Set down each line of the data below exactly as it stands, dropping the pictures.

## Start SUPPLIED DATA

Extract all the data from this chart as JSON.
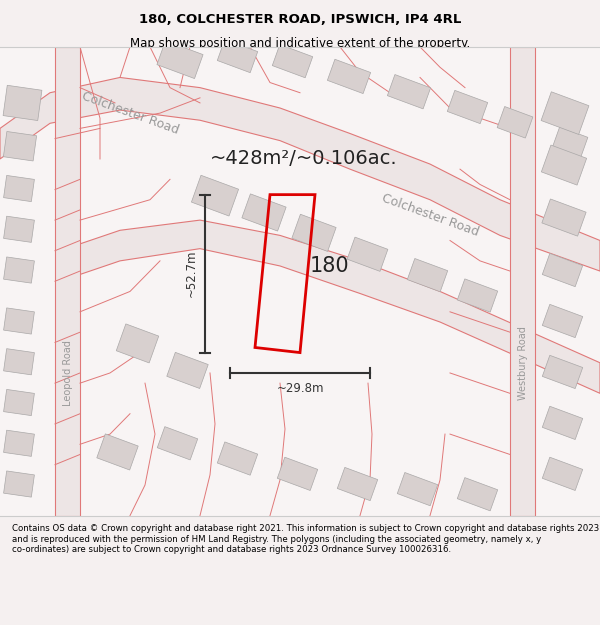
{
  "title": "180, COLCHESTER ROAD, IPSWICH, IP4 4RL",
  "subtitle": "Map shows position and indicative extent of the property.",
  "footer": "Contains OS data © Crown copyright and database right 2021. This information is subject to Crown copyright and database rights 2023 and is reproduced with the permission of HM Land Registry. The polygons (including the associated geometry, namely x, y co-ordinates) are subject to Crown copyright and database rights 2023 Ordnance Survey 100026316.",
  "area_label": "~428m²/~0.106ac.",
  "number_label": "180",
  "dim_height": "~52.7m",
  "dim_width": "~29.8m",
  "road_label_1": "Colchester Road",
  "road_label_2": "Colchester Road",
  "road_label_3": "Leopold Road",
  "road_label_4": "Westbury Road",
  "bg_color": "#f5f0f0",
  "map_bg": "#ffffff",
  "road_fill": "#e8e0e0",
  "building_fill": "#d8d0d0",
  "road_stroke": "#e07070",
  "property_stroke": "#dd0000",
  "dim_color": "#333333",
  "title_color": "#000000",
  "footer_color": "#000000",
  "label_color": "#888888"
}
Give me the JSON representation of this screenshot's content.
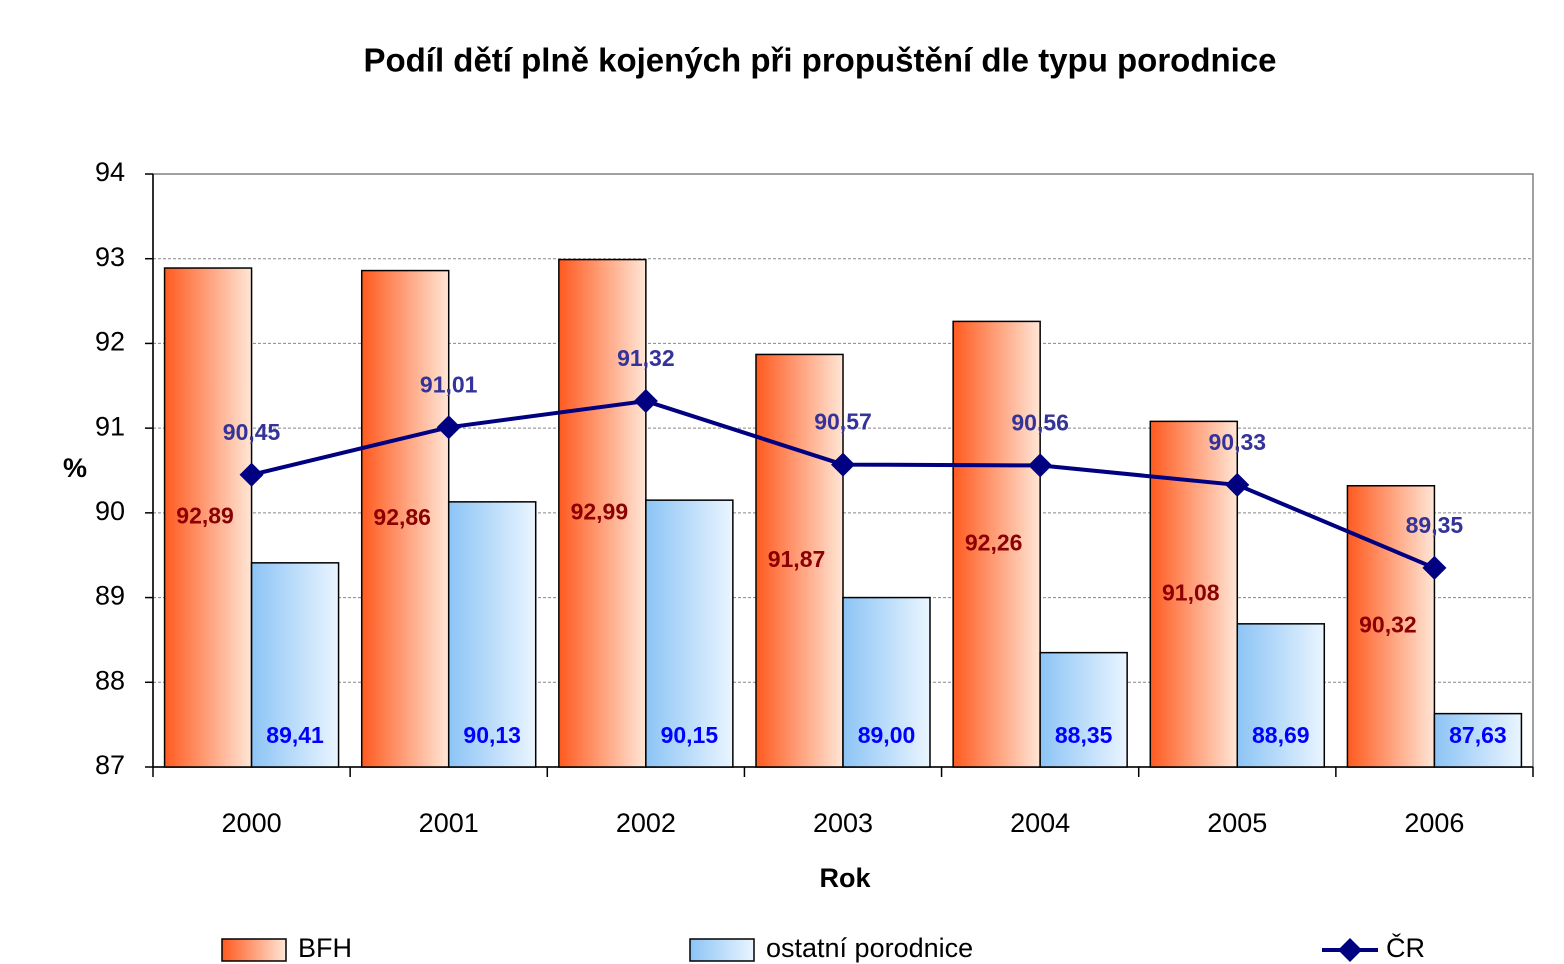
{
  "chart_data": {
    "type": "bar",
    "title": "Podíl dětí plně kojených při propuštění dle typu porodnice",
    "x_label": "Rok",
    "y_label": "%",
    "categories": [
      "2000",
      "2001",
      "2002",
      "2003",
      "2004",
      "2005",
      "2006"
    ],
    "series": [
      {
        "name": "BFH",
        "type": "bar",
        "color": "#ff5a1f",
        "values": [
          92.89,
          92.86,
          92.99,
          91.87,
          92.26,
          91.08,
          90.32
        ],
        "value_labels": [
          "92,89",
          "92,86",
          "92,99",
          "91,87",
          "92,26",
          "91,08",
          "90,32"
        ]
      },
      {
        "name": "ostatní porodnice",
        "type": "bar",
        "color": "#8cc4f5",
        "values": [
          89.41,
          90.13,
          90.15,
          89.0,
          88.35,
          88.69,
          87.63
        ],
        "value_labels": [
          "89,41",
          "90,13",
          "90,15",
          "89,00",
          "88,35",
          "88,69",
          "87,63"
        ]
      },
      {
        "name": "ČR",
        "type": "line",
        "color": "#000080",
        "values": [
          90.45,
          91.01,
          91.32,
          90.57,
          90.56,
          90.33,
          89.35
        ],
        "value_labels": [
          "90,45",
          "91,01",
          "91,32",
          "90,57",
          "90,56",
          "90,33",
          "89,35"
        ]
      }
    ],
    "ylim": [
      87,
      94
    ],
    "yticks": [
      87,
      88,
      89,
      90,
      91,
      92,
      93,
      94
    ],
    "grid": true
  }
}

## End SUPPLIED DATA

- **FULL RESPONSE**:
Extract all the data from this chart as JSON.
{
  "title": "180, COLCHESTER ROAD, IPSWICH, IP4 4RL",
  "subtitle": "Map shows position and indicative extent of the property.",
  "footer": "Contains OS data © Crown copyright and database right 2021. This information is subject to Crown copyright and database rights 2023 and is reproduced with the permission of HM Land Registry. The polygons (including the associated geometry, namely x, y co-ordinates) are subject to Crown copyright and database rights 2023 Ordnance Survey 100026316.",
  "area_label": "~428m²/~0.106ac.",
  "number_label": "180",
  "dim_height": "~52.7m",
  "dim_width": "~29.8m",
  "road_label_1": "Colchester Road",
  "road_label_2": "Colchester Road",
  "road_label_3": "Leopold Road",
  "road_label_4": "Westbury Road",
  "bg_color": "#f5f0f0",
  "map_bg": "#ffffff",
  "road_fill": "#e8e0e0",
  "building_fill": "#d8d0d0",
  "road_stroke": "#e07070",
  "property_stroke": "#dd0000",
  "dim_color": "#333333",
  "title_color": "#000000",
  "footer_color": "#000000",
  "label_color": "#888888"
}
Give me the JSON representation of this screenshot's content.
{
  "chart_data": {
    "type": "bar",
    "title": "Podíl dětí plně kojených při propuštění dle typu porodnice",
    "x_label": "Rok",
    "y_label": "%",
    "categories": [
      "2000",
      "2001",
      "2002",
      "2003",
      "2004",
      "2005",
      "2006"
    ],
    "series": [
      {
        "name": "BFH",
        "type": "bar",
        "color": "#ff5a1f",
        "values": [
          92.89,
          92.86,
          92.99,
          91.87,
          92.26,
          91.08,
          90.32
        ],
        "value_labels": [
          "92,89",
          "92,86",
          "92,99",
          "91,87",
          "92,26",
          "91,08",
          "90,32"
        ]
      },
      {
        "name": "ostatní porodnice",
        "type": "bar",
        "color": "#8cc4f5",
        "values": [
          89.41,
          90.13,
          90.15,
          89.0,
          88.35,
          88.69,
          87.63
        ],
        "value_labels": [
          "89,41",
          "90,13",
          "90,15",
          "89,00",
          "88,35",
          "88,69",
          "87,63"
        ]
      },
      {
        "name": "ČR",
        "type": "line",
        "color": "#000080",
        "values": [
          90.45,
          91.01,
          91.32,
          90.57,
          90.56,
          90.33,
          89.35
        ],
        "value_labels": [
          "90,45",
          "91,01",
          "91,32",
          "90,57",
          "90,56",
          "90,33",
          "89,35"
        ]
      }
    ],
    "ylim": [
      87,
      94
    ],
    "yticks": [
      87,
      88,
      89,
      90,
      91,
      92,
      93,
      94
    ],
    "grid": true
  }
}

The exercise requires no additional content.